Records excerpted from a collection:
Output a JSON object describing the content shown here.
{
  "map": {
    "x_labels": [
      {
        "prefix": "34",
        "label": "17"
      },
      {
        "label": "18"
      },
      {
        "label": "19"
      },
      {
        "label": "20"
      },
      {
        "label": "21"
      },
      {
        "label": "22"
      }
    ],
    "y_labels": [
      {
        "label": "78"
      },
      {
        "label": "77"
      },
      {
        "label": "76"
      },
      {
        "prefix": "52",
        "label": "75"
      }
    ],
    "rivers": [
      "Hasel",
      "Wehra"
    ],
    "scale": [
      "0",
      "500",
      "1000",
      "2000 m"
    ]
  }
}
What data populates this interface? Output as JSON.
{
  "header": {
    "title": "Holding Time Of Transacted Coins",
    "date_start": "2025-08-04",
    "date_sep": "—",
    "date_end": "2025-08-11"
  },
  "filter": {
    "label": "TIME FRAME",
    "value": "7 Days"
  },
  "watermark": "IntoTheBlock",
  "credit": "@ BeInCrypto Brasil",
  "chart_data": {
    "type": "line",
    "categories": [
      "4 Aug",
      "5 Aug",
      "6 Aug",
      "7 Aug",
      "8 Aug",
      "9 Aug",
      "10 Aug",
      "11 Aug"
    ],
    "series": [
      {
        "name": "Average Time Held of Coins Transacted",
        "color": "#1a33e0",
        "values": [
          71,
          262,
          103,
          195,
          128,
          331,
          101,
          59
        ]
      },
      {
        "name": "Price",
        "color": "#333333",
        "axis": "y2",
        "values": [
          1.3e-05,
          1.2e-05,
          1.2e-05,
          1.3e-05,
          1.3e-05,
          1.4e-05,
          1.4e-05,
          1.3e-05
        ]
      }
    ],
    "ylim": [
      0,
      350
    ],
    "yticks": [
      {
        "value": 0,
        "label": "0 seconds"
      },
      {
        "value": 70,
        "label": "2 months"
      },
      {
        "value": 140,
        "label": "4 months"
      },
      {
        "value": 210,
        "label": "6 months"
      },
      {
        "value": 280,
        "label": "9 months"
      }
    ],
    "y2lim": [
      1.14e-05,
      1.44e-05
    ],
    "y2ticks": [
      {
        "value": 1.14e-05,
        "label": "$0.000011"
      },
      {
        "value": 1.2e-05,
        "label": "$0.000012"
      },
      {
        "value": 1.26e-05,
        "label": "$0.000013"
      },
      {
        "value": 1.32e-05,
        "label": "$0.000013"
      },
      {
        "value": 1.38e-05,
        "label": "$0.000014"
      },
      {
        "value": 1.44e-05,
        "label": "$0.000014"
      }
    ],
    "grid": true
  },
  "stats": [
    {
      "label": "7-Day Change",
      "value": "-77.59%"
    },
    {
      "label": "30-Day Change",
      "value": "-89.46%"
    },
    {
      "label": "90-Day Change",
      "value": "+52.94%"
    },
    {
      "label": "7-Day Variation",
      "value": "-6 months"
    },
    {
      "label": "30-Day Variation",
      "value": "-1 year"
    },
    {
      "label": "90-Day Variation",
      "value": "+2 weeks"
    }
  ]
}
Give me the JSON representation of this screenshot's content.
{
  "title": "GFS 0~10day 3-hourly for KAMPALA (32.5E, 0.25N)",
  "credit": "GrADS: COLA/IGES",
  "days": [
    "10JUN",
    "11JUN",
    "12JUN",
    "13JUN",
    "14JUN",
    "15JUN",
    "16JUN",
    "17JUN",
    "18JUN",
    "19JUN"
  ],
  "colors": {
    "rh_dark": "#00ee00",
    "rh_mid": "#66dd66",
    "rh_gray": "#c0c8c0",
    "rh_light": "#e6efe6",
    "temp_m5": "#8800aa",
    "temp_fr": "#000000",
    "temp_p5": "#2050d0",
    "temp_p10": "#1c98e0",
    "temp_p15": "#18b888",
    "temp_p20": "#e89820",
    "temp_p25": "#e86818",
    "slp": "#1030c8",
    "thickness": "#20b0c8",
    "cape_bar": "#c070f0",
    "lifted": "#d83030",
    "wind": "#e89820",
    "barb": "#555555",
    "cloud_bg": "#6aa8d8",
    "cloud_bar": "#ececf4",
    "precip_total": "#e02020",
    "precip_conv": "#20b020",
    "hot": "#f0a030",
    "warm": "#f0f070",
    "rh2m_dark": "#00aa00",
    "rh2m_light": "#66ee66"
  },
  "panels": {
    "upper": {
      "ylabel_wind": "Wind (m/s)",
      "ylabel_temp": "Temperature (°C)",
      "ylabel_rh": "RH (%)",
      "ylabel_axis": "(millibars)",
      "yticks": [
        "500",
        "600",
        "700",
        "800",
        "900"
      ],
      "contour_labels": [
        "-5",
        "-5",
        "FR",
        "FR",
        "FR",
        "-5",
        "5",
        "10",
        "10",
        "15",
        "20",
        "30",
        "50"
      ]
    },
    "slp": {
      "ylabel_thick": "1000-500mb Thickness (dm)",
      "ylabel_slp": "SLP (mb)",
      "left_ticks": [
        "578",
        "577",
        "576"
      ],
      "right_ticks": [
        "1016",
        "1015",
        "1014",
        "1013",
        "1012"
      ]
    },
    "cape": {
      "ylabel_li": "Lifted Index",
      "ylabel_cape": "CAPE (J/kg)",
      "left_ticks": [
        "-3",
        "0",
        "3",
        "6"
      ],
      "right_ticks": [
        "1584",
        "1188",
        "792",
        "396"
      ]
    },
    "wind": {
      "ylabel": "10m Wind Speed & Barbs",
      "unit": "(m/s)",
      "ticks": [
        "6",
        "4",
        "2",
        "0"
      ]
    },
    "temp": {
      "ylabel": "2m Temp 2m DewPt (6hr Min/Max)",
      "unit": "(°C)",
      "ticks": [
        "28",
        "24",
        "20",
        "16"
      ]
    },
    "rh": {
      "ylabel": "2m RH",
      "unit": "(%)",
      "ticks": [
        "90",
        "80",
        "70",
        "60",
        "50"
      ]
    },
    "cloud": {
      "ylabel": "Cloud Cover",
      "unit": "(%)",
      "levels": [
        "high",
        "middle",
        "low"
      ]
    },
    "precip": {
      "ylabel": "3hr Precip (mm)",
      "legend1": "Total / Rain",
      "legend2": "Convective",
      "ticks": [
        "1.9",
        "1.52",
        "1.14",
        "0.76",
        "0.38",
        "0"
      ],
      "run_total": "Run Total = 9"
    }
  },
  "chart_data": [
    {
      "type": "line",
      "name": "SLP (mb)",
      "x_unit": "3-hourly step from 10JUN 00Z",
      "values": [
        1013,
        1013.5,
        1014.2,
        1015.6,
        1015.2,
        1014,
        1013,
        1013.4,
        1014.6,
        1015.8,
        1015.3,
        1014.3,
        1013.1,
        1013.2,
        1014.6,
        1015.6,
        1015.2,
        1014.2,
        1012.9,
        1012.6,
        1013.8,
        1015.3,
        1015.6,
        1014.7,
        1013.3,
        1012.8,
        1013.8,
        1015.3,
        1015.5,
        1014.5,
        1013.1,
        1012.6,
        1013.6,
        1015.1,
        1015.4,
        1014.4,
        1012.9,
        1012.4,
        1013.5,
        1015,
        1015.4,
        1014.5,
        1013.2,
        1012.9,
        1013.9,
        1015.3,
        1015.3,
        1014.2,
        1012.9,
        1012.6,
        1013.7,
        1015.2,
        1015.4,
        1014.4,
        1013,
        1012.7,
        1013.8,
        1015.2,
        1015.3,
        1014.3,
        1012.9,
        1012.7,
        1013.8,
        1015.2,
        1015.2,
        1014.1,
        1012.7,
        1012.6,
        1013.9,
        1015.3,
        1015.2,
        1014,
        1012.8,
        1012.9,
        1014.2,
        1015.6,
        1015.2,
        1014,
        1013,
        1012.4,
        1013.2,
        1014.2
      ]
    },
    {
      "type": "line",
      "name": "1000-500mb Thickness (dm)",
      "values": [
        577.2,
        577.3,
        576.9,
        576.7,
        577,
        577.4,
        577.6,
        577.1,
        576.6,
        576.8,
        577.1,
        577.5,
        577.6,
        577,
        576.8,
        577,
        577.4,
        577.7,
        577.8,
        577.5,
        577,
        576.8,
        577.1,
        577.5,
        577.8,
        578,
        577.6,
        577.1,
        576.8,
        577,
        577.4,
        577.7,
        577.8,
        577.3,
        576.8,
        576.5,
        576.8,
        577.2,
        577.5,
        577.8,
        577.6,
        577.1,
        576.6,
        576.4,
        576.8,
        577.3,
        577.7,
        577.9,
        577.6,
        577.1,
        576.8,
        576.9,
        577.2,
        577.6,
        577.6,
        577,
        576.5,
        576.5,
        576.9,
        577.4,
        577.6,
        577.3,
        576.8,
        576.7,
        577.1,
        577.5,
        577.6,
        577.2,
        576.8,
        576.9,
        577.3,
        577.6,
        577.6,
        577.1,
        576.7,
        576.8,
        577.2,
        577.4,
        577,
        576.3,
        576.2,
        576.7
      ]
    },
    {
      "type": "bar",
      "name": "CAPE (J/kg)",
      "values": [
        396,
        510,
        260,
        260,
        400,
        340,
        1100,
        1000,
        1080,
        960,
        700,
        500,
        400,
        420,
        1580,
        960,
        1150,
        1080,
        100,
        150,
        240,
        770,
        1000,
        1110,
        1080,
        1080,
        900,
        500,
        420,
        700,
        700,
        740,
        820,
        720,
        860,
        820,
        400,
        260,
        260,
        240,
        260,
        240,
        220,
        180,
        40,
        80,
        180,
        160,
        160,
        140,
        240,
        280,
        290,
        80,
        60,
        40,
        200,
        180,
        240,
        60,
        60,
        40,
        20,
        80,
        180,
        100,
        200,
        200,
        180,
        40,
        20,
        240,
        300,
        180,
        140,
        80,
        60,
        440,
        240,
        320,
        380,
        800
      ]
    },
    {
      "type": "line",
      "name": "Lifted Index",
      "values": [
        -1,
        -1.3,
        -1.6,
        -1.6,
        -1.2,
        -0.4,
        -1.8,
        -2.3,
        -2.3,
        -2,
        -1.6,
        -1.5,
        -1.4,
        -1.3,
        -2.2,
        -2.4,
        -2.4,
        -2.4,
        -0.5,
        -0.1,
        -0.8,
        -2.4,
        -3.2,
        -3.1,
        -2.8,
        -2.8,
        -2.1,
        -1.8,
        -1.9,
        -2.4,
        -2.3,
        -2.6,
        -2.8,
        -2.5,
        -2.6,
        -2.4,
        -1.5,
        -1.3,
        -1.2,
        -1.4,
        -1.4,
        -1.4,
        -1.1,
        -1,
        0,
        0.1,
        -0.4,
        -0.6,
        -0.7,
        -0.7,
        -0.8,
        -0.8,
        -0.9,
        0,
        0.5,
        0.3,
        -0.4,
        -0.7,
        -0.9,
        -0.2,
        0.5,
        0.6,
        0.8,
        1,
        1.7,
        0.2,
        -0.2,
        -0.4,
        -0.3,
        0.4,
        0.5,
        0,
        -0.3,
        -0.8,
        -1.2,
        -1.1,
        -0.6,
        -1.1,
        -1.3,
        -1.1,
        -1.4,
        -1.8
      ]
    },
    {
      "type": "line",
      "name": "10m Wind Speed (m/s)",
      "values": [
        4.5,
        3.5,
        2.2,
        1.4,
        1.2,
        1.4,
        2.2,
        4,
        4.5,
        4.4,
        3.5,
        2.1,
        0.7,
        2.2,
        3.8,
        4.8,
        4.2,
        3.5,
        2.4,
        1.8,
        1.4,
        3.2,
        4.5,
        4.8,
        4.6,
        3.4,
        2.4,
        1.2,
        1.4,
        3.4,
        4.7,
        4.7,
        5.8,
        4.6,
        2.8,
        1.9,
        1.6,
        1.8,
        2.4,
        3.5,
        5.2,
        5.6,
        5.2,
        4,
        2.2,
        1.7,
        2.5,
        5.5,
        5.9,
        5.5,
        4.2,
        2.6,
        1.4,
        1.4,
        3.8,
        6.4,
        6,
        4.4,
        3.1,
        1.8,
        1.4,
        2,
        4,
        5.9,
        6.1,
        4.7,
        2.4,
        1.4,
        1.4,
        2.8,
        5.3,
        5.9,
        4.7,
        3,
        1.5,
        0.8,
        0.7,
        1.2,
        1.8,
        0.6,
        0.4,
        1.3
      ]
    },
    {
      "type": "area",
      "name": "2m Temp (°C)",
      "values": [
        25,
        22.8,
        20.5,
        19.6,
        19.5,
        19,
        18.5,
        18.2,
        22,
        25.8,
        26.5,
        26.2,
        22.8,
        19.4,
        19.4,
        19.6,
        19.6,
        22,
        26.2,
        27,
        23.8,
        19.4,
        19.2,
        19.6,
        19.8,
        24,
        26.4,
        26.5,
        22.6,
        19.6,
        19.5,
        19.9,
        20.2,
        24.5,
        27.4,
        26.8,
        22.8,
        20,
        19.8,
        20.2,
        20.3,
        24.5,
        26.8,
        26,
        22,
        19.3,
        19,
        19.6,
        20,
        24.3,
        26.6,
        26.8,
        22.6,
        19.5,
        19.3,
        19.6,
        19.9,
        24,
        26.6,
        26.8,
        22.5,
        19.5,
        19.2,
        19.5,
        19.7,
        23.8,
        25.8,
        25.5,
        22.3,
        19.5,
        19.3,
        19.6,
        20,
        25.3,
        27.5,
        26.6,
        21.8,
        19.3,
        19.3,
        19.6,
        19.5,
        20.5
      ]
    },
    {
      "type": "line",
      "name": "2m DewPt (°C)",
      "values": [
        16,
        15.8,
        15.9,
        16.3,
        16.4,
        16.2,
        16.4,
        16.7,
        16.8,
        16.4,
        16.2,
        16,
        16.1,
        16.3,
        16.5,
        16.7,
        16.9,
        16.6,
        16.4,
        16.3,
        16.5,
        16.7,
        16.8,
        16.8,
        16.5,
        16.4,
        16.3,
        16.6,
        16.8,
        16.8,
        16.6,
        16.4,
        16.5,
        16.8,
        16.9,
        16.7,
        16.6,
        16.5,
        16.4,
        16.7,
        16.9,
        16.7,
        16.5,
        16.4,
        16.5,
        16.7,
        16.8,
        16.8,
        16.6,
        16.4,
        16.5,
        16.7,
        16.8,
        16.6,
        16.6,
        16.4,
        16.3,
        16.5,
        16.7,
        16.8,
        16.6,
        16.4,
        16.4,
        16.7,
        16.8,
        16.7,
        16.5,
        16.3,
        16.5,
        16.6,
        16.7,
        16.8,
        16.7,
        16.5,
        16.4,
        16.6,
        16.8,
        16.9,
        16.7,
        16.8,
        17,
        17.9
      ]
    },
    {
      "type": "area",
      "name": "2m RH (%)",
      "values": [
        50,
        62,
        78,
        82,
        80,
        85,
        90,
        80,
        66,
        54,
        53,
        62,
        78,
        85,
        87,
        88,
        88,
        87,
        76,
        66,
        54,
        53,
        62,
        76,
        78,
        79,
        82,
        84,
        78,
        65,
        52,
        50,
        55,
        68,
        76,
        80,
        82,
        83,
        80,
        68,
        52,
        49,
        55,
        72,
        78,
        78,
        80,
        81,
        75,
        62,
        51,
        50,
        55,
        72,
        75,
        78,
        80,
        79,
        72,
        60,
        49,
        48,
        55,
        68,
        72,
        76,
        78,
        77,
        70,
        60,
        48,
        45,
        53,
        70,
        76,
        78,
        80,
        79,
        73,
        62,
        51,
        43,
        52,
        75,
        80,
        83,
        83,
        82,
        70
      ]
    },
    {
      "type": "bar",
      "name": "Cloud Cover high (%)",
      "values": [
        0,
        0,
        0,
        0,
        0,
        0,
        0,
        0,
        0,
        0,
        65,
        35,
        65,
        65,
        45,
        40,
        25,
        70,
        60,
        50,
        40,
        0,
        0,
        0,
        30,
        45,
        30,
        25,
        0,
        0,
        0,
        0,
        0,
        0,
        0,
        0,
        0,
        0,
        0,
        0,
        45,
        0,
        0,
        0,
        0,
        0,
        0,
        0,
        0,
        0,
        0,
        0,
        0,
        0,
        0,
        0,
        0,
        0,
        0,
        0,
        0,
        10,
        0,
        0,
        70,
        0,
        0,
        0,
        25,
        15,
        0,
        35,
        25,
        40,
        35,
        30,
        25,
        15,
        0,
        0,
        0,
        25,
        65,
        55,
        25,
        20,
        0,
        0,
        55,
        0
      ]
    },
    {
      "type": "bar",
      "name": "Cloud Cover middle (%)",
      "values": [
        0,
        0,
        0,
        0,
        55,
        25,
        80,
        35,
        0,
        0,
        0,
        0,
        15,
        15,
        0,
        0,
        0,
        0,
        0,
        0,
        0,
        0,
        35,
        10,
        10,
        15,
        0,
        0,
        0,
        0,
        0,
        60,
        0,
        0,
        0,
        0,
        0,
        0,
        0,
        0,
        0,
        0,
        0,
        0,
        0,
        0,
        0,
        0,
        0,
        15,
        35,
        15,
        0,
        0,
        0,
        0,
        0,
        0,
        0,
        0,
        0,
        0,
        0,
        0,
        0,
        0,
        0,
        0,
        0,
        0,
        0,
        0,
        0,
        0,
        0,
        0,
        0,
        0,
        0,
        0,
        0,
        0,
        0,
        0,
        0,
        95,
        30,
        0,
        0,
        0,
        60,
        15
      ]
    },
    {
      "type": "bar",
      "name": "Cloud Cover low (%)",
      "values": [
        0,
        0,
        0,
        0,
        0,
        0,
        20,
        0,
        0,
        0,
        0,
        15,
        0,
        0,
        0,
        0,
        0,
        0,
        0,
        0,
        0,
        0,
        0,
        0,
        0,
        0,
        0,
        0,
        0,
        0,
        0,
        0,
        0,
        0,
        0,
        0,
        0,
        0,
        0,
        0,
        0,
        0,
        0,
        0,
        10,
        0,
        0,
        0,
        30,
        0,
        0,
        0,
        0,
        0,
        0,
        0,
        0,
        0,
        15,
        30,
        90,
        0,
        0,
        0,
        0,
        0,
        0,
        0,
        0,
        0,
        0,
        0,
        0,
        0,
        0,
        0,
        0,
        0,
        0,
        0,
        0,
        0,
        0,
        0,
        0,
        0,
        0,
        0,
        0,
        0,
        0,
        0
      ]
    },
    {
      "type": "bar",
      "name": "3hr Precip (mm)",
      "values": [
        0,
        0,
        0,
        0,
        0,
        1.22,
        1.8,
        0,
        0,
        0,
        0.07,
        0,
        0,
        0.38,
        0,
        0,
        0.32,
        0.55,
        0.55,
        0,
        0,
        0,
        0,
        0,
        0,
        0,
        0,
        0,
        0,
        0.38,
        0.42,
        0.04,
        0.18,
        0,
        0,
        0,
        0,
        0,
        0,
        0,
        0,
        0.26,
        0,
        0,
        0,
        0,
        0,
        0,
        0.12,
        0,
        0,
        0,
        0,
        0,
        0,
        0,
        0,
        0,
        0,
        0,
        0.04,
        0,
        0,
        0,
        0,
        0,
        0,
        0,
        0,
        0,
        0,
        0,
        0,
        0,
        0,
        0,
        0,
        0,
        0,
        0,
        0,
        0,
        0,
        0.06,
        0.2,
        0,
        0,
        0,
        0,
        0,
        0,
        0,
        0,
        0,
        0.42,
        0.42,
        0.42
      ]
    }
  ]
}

§ **Exercise brief**:
Select all lines in the listing above where the word "title" appears, and show them.

§ **The reply**:
    "title": "Holding Time Of Transacted Coins",
  "title": "GFS 0~10day 3-hourly for KAMPALA (32.5E, 0.25N)",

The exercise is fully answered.